**Your task**
The data below should be printed in full, exactly, and without any of its images.

Recorded data:
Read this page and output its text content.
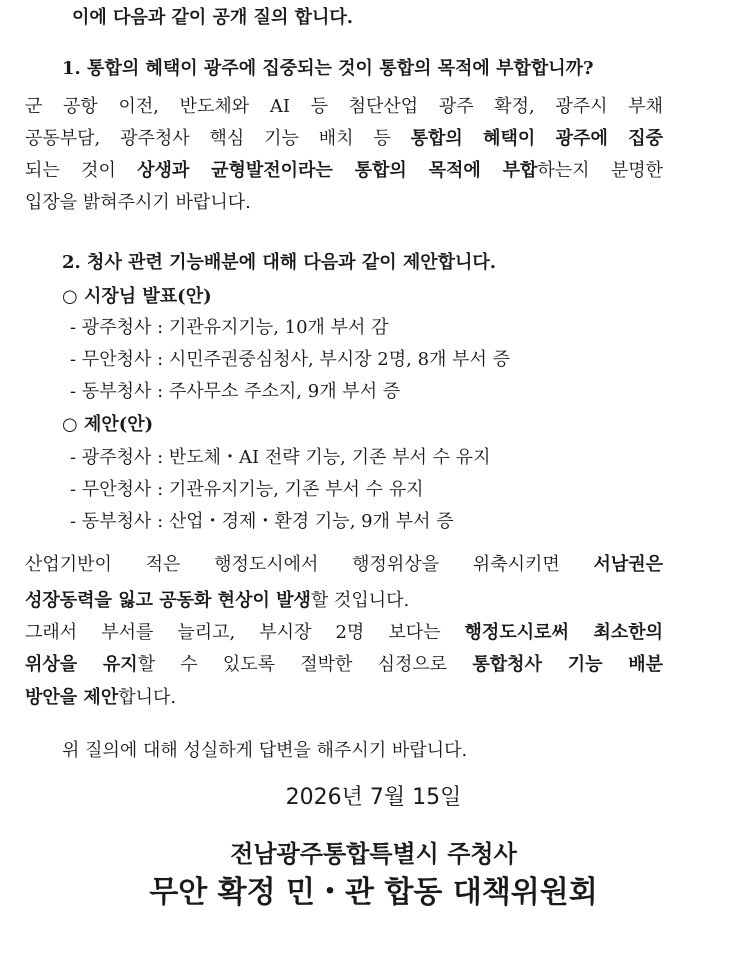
이에 다음과 같이 공개 질의 합니다.
1. 통합의 혜택이 광주에 집중되는 것이 통합의 목적에 부합합니까?
군 공항 이전, 반도체와 AI 등 첨단산업 광주 확정, 광주시 부채
공동부담, 광주청사 핵심 기능 배치 등 통합의 혜택이 광주에 집중
되는 것이 상생과 균형발전이라는 통합의 목적에 부합하는지 분명한
입장을 밝혀주시기 바랍니다.
2. 청사 관련 기능배분에 대해 다음과 같이 제안합니다.
○ 시장님 발표(안)
- 광주청사 : 기관유지기능, 10개 부서 감
- 무안청사 : 시민주권중심청사, 부시장 2명, 8개 부서 증
- 동부청사 : 주사무소 주소지, 9개 부서 증
○ 제안(안)
- 광주청사 : 반도체・AI 전략 기능, 기존 부서 수 유지
- 무안청사 : 기관유지기능, 기존 부서 수 유지
- 동부청사 : 산업・경제・환경 기능, 9개 부서 증
산업기반이 적은 행정도시에서 행정위상을 위축시키면 서남권은
성장동력을 잃고 공동화 현상이 발생할 것입니다.
그래서 부서를 늘리고, 부시장 2명 보다는 행정도시로써 최소한의
위상을 유지할 수 있도록 절박한 심정으로 통합청사 기능 배분
방안을 제안합니다.
위 질의에 대해 성실하게 답변을 해주시기 바랍니다.
2026년 7월 15일
전남광주통합특별시 주청사
무안 확정 민・관 합동 대책위원회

**Response**
Read this page and output its text content.
이에 다음과 같이 공개 질의 합니다.
1. 통합의 혜택이 광주에 집중되는 것이 통합의 목적에 부합합니까?
군 공항 이전, 반도체와 AI 등 첨단산업 광주 확정, 광주시 부채
공동부담, 광주청사 핵심 기능 배치 등 통합의 혜택이 광주에 집중
되는 것이 상생과 균형발전이라는 통합의 목적에 부합하는지 분명한
입장을 밝혀주시기 바랍니다.
2. 청사 관련 기능배분에 대해 다음과 같이 제안합니다.
○ 시장님 발표(안)
- 광주청사 : 기관유지기능, 10개 부서 감
- 무안청사 : 시민주권중심청사, 부시장 2명, 8개 부서 증
- 동부청사 : 주사무소 주소지, 9개 부서 증
○ 제안(안)
- 광주청사 : 반도체・AI 전략 기능, 기존 부서 수 유지
- 무안청사 : 기관유지기능, 기존 부서 수 유지
- 동부청사 : 산업・경제・환경 기능, 9개 부서 증
산업기반이 적은 행정도시에서 행정위상을 위축시키면 서남권은
성장동력을 잃고 공동화 현상이 발생할 것입니다.
그래서 부서를 늘리고, 부시장 2명 보다는 행정도시로써 최소한의
위상을 유지할 수 있도록 절박한 심정으로 통합청사 기능 배분
방안을 제안합니다.
위 질의에 대해 성실하게 답변을 해주시기 바랍니다.
2026년 7월 15일
전남광주통합특별시 주청사
무안 확정 민・관 합동 대책위원회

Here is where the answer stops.